◆ THE REQUEST ◆
From the listing below, select every line where the word "this" appears.

◆ RECORDS SHOWN ◆
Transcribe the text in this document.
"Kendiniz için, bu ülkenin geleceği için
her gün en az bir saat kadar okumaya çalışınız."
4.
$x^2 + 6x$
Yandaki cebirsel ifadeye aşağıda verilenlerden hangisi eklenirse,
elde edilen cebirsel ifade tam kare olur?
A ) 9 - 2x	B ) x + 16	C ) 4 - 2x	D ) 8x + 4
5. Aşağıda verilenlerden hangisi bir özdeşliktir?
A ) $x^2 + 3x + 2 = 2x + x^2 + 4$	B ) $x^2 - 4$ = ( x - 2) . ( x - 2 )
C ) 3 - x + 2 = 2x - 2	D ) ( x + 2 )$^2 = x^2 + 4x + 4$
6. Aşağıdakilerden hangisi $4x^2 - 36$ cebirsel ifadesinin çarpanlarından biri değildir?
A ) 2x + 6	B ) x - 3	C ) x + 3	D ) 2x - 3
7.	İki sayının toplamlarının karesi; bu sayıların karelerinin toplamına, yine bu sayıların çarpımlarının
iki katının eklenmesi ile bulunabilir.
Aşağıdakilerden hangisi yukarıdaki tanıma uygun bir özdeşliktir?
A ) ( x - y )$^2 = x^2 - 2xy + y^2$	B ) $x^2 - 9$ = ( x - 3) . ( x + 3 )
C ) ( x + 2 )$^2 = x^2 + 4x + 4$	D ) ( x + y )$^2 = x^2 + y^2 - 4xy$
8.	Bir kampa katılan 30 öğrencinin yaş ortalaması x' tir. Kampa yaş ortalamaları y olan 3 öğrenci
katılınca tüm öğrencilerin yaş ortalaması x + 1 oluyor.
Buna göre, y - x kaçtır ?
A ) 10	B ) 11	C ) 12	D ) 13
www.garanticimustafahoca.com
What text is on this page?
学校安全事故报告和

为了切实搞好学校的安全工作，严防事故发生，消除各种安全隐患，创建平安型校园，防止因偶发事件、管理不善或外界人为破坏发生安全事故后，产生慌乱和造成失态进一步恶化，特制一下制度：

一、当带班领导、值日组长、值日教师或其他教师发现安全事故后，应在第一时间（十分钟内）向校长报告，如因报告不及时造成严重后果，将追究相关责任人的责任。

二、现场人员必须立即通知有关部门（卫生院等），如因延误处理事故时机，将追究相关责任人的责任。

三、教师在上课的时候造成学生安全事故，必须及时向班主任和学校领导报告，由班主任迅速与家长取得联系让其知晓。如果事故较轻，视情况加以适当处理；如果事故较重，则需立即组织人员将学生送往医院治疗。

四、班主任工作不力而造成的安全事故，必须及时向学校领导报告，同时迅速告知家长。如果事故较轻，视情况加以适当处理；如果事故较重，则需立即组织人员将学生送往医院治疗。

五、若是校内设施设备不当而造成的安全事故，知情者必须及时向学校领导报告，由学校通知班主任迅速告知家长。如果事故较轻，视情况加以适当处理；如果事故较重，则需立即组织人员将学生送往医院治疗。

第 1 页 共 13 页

◆ EXERCISE SOLUTION ◆
Transcribe the text in this document.
What text is on this page?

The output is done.